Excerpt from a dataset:
== == ==
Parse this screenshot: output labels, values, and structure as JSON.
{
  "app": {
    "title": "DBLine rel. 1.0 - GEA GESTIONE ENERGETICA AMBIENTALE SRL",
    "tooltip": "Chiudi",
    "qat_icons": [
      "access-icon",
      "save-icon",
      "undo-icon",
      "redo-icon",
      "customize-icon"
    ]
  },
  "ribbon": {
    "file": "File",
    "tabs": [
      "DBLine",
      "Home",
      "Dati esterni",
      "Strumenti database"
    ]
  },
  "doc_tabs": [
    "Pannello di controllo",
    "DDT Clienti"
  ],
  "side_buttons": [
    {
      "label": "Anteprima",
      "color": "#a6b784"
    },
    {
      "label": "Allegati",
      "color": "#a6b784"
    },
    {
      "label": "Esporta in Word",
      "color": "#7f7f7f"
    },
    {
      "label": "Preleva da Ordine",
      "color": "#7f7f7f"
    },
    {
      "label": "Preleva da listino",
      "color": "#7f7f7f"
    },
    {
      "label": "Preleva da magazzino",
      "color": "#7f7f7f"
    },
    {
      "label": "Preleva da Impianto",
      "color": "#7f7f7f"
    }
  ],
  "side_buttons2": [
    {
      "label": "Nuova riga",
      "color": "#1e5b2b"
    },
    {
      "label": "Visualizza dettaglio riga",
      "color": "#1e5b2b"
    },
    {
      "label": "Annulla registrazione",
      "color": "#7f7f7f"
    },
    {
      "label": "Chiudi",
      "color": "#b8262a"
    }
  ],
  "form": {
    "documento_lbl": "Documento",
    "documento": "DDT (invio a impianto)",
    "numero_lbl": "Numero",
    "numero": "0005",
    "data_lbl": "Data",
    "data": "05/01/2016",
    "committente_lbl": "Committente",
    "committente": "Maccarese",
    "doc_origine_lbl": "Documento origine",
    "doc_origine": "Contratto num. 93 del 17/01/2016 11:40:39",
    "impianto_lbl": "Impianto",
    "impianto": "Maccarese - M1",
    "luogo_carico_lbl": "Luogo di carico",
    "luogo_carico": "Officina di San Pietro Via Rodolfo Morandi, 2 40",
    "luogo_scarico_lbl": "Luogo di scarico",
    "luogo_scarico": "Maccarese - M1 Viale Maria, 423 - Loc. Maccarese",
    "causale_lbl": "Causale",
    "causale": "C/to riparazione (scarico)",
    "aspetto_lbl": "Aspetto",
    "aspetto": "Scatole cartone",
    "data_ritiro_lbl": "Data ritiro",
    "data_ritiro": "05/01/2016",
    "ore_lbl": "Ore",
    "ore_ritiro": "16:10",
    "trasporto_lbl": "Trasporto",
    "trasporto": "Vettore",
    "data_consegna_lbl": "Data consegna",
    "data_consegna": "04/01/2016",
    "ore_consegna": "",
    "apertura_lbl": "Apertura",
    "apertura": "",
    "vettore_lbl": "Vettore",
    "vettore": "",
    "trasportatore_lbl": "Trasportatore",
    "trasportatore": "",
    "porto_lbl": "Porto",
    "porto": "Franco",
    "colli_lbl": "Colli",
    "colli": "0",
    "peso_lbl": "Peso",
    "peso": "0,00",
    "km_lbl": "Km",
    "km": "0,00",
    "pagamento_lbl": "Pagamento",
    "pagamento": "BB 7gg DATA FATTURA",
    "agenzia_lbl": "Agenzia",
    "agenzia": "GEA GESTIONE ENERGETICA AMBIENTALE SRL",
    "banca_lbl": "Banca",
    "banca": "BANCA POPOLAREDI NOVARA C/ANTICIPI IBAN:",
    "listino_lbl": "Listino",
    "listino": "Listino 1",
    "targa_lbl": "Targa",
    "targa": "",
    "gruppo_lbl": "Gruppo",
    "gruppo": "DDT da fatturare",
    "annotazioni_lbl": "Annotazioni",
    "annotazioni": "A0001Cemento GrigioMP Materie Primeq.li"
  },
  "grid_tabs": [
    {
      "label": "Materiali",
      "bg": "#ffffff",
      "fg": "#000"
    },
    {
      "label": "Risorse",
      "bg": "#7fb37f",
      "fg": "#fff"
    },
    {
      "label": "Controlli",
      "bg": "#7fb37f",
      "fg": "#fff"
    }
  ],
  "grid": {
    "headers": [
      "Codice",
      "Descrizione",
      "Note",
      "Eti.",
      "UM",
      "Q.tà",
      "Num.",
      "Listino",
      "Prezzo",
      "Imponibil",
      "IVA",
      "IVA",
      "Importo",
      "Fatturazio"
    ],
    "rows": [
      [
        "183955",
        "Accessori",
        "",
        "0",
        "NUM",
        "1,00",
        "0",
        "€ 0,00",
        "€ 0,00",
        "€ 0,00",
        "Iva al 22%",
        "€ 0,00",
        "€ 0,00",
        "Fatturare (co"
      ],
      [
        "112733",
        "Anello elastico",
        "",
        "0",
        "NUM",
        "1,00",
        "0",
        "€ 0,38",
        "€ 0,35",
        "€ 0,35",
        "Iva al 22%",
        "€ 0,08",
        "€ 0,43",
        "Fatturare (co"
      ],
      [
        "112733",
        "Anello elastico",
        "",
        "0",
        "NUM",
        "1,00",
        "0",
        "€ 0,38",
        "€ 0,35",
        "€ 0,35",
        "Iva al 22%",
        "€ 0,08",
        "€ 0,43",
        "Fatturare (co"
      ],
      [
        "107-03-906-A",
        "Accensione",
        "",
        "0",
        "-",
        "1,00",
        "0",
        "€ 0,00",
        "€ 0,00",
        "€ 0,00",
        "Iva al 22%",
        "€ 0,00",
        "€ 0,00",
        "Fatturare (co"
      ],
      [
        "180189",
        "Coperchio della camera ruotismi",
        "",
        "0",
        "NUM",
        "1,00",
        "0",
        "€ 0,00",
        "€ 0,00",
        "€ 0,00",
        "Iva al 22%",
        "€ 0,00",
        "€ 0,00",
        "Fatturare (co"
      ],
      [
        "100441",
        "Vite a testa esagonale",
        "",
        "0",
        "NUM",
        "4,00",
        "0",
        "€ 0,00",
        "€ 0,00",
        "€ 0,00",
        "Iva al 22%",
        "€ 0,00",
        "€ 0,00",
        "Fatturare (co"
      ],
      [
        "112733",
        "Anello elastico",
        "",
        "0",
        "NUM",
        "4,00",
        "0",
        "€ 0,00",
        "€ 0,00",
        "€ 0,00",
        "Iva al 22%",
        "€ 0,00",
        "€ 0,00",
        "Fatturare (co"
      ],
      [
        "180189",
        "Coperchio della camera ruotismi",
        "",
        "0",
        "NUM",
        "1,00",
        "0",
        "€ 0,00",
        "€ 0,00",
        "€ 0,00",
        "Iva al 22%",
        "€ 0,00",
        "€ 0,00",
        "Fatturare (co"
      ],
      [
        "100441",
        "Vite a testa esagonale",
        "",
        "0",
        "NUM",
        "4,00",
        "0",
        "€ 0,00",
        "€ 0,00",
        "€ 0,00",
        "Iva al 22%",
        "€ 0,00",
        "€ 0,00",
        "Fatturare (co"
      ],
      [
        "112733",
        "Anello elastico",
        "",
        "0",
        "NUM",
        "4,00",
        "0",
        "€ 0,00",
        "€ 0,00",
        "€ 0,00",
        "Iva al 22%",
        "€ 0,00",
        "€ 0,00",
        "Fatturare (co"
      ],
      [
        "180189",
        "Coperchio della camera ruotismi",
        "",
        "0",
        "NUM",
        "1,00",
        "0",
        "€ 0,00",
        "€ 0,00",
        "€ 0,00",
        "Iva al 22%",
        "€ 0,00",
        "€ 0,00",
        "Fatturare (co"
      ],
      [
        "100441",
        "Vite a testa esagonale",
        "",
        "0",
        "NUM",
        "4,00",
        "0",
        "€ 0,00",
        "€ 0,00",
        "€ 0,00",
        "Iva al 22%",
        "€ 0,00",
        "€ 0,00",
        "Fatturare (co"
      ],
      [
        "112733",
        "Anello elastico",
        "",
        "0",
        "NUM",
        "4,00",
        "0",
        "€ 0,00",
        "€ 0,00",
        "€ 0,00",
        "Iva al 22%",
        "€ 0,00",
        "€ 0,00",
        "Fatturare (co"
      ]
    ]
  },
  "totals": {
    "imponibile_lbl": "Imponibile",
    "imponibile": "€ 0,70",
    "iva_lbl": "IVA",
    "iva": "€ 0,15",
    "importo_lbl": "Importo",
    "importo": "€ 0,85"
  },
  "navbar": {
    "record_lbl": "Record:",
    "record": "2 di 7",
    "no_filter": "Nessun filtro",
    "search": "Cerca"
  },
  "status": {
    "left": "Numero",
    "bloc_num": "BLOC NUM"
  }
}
== == ==
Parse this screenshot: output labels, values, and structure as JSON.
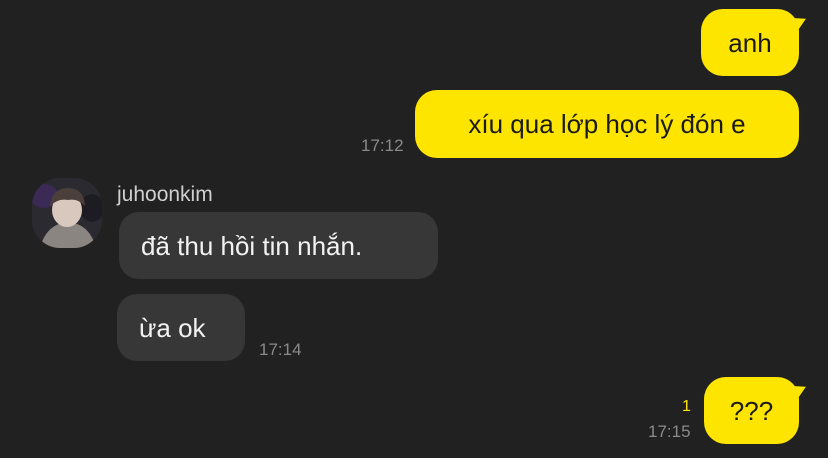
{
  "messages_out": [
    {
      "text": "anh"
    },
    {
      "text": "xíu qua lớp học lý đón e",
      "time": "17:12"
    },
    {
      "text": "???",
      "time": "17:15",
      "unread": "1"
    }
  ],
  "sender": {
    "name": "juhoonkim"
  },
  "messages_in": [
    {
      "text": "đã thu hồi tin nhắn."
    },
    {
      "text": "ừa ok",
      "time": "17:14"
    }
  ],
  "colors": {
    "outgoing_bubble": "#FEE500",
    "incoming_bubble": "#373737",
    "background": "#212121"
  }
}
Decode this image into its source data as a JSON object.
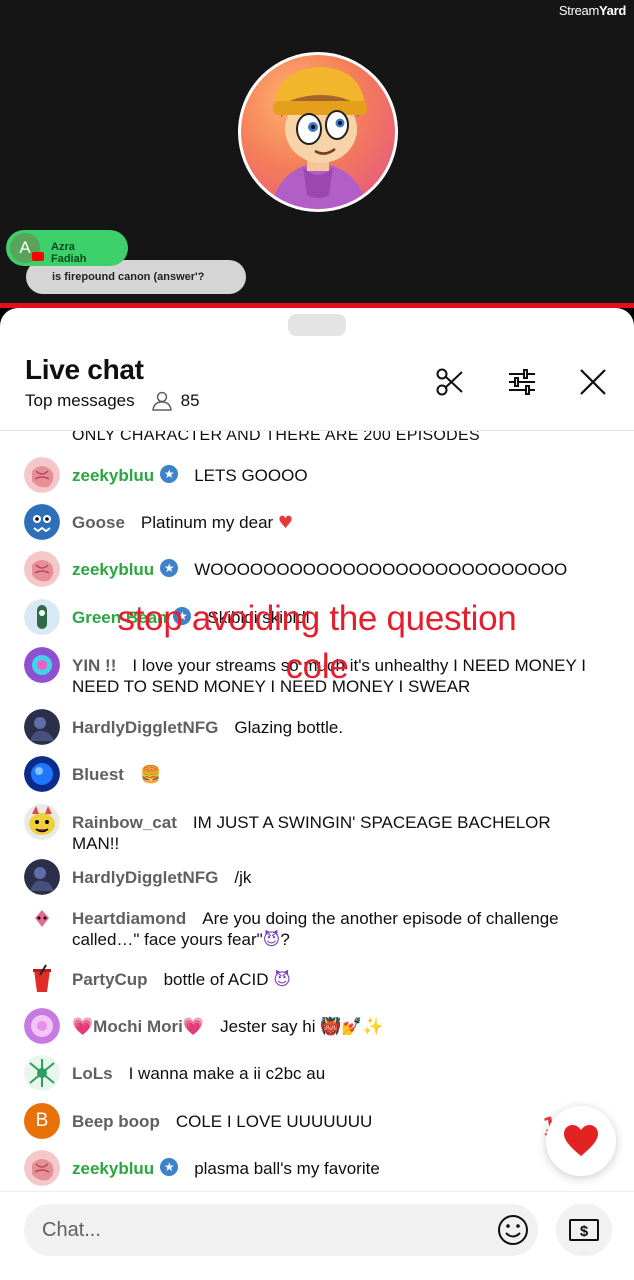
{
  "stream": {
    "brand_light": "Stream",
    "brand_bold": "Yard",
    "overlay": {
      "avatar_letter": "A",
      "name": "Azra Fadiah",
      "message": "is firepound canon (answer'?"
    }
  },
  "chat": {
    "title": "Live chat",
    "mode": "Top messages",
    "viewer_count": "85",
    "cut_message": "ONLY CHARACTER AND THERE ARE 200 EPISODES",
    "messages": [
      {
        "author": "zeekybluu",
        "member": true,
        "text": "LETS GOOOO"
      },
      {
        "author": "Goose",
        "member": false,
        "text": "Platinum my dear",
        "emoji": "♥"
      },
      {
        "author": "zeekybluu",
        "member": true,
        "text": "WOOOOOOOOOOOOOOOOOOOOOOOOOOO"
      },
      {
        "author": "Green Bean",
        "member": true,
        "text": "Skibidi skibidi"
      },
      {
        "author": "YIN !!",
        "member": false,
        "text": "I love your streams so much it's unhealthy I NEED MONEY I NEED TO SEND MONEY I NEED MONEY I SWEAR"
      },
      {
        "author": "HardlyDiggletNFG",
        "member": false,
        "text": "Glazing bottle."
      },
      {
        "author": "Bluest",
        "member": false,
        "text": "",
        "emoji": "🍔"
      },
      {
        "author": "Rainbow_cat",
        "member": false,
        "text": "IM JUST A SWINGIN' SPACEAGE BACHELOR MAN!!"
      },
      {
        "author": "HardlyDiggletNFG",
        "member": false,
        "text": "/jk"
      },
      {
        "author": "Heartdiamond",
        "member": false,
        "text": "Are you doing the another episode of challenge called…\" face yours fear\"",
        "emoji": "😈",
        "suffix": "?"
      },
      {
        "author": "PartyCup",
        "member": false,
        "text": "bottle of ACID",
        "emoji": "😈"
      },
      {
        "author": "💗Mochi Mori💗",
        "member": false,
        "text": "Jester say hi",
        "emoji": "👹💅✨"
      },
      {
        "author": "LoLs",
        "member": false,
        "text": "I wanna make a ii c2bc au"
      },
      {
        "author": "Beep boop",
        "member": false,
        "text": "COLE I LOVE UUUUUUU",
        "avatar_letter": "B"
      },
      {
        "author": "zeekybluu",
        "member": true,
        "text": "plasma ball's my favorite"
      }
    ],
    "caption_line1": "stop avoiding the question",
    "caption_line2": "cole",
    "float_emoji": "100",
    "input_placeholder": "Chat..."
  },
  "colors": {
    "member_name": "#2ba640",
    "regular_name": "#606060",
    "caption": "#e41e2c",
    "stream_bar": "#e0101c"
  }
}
== == ==
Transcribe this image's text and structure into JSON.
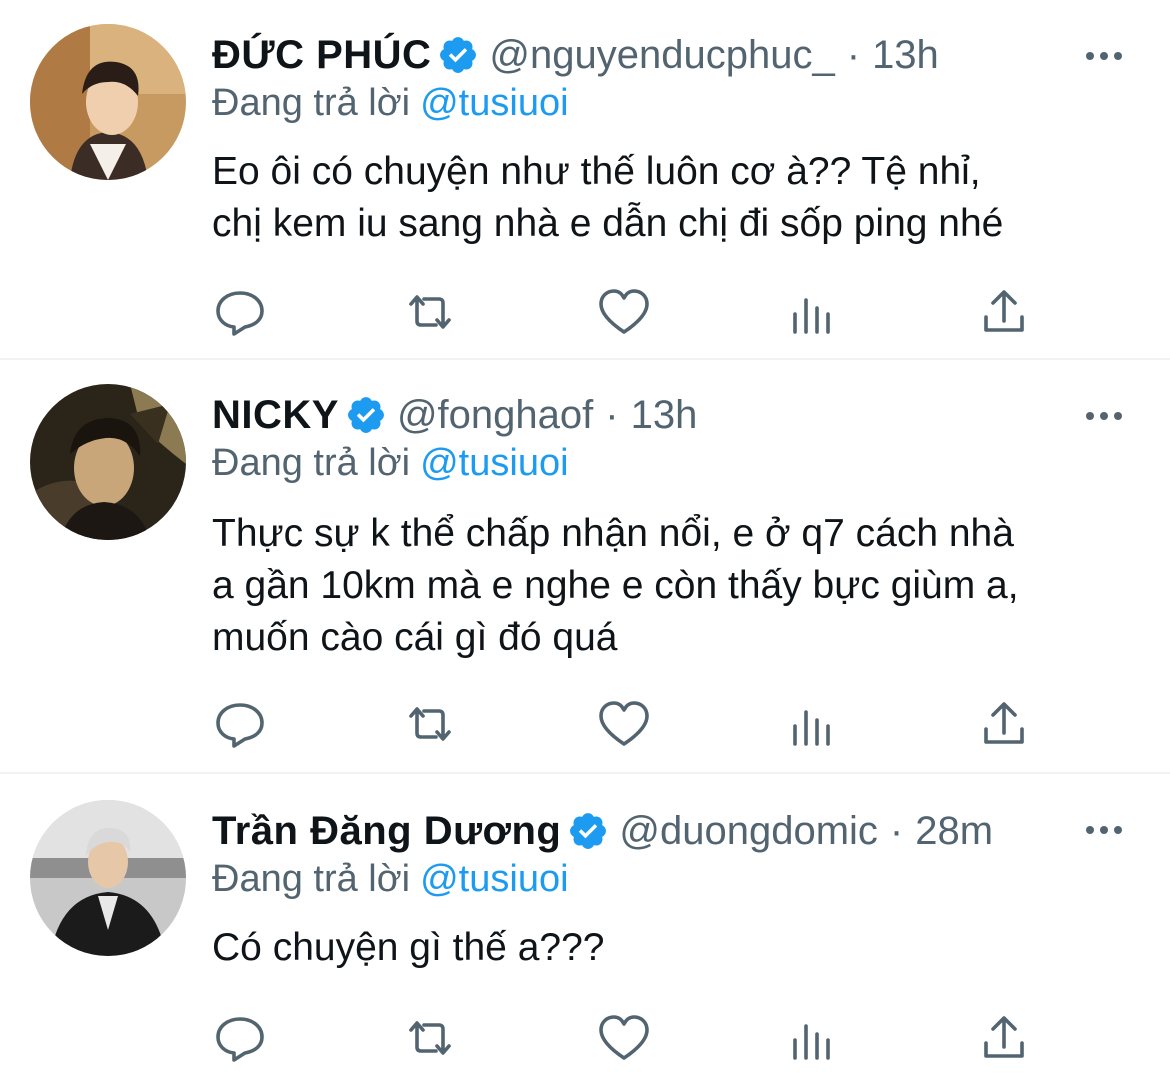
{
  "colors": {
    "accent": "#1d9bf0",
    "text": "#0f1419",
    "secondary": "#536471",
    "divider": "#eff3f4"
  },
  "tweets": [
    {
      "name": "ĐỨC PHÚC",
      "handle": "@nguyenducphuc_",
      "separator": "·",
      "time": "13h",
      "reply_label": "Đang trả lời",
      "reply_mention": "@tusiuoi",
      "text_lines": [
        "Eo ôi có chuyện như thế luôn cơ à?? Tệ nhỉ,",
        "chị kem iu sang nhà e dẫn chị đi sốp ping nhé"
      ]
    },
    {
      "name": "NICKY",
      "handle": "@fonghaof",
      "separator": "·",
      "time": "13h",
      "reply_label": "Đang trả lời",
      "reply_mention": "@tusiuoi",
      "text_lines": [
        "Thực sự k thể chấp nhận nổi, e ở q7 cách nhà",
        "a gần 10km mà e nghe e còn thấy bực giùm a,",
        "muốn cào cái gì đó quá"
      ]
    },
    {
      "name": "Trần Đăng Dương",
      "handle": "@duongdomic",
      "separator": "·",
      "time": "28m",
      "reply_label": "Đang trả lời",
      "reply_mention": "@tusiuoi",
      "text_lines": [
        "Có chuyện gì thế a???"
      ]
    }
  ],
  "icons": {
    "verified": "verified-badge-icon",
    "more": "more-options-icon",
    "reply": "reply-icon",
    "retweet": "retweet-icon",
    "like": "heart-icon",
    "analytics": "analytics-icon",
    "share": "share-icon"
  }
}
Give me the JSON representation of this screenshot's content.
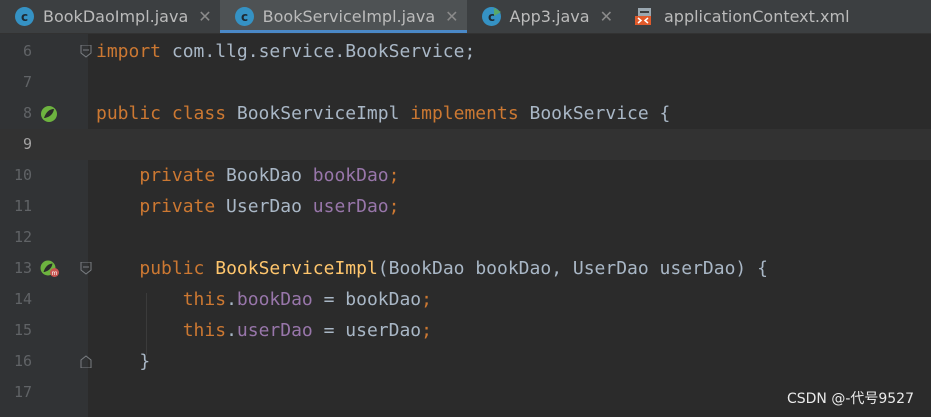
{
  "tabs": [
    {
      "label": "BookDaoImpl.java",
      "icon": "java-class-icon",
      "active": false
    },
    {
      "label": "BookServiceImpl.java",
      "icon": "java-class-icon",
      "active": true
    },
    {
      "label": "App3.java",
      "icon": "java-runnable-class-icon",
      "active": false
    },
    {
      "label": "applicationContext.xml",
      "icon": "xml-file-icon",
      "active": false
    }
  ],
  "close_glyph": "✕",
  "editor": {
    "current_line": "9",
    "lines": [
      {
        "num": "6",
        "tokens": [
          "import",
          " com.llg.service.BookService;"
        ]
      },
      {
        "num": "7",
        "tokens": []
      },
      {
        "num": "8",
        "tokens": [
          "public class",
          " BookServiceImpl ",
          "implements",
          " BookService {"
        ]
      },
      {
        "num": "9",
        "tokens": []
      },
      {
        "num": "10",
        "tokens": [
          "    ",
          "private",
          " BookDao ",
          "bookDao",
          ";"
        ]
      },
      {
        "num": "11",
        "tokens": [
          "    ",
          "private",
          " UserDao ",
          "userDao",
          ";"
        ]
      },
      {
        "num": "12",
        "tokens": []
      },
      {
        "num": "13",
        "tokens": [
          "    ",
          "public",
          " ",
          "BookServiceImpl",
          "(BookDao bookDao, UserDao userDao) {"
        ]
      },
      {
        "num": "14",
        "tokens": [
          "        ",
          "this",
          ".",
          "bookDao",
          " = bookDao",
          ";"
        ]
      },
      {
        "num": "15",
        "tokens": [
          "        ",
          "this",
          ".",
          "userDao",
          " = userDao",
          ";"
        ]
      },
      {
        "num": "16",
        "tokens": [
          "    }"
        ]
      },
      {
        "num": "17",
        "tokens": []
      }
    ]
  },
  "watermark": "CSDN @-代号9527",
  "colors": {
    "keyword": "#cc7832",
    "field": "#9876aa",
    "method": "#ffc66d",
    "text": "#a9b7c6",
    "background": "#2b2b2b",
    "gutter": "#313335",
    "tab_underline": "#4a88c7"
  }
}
== == ==
SET EXERCISE:
Only the number is needed here: how many lines of the records contain "image"?

RESULT OF THE TASK:
2